» **CHALLENGE**
Copy out the complete listing, word for word.
— Start GIVEN INFORMATION —
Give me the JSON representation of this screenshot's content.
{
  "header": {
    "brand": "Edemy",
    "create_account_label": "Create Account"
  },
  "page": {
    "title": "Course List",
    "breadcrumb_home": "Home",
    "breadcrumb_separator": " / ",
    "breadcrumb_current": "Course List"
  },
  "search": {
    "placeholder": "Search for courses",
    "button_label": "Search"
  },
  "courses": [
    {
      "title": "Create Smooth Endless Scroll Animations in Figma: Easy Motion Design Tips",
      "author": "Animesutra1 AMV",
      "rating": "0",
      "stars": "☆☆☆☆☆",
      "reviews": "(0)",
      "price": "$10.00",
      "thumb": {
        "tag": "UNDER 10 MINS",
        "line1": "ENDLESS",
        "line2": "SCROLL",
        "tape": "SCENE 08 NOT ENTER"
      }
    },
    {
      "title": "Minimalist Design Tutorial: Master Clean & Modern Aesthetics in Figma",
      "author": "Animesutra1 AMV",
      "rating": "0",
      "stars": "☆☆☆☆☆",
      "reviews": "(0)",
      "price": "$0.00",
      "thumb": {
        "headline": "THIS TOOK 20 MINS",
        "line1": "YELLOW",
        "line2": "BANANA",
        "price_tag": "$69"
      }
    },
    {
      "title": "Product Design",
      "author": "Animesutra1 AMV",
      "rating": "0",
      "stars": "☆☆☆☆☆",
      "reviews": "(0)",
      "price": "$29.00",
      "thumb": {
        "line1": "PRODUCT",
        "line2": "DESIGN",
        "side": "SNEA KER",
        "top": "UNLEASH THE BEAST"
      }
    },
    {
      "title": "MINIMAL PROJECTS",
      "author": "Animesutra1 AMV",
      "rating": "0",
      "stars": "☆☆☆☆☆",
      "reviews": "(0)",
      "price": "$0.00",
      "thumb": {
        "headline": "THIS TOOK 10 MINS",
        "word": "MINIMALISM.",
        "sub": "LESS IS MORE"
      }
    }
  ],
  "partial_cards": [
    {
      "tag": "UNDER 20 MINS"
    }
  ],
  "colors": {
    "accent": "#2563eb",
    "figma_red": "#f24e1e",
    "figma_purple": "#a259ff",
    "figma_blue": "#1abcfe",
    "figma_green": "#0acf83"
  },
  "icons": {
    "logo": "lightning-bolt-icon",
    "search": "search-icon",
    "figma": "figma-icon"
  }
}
— End GIVEN INFORMATION —
» **EXERCISE RESULT**
Give me the JSON representation of this screenshot's content.
{
  "header": {
    "brand": "Edemy",
    "create_account_label": "Create Account"
  },
  "page": {
    "title": "Course List",
    "breadcrumb_home": "Home",
    "breadcrumb_separator": " / ",
    "breadcrumb_current": "Course List"
  },
  "search": {
    "placeholder": "Search for courses",
    "button_label": "Search"
  },
  "courses": [
    {
      "title": "Create Smooth Endless Scroll Animations in Figma: Easy Motion Design Tips",
      "author": "Animesutra1 AMV",
      "rating": "0",
      "stars": "☆☆☆☆☆",
      "reviews": "(0)",
      "price": "$10.00",
      "thumb": {
        "tag": "UNDER 10 MINS",
        "line1": "ENDLESS",
        "line2": "SCROLL",
        "tape": "SCENE 08 NOT ENTER"
      }
    },
    {
      "title": "Minimalist Design Tutorial: Master Clean & Modern Aesthetics in Figma",
      "author": "Animesutra1 AMV",
      "rating": "0",
      "stars": "☆☆☆☆☆",
      "reviews": "(0)",
      "price": "$0.00",
      "thumb": {
        "headline": "THIS TOOK 20 MINS",
        "line1": "YELLOW",
        "line2": "BANANA",
        "price_tag": "$69"
      }
    },
    {
      "title": "Product Design",
      "author": "Animesutra1 AMV",
      "rating": "0",
      "stars": "☆☆☆☆☆",
      "reviews": "(0)",
      "price": "$29.00",
      "thumb": {
        "line1": "PRODUCT",
        "line2": "DESIGN",
        "side": "SNEA KER",
        "top": "UNLEASH THE BEAST"
      }
    },
    {
      "title": "MINIMAL PROJECTS",
      "author": "Animesutra1 AMV",
      "rating": "0",
      "stars": "☆☆☆☆☆",
      "reviews": "(0)",
      "price": "$0.00",
      "thumb": {
        "headline": "THIS TOOK 10 MINS",
        "word": "MINIMALISM.",
        "sub": "LESS IS MORE"
      }
    }
  ],
  "partial_cards": [
    {
      "tag": "UNDER 20 MINS"
    }
  ],
  "colors": {
    "accent": "#2563eb",
    "figma_red": "#f24e1e",
    "figma_purple": "#a259ff",
    "figma_blue": "#1abcfe",
    "figma_green": "#0acf83"
  },
  "icons": {
    "logo": "lightning-bolt-icon",
    "search": "search-icon",
    "figma": "figma-icon"
  }
}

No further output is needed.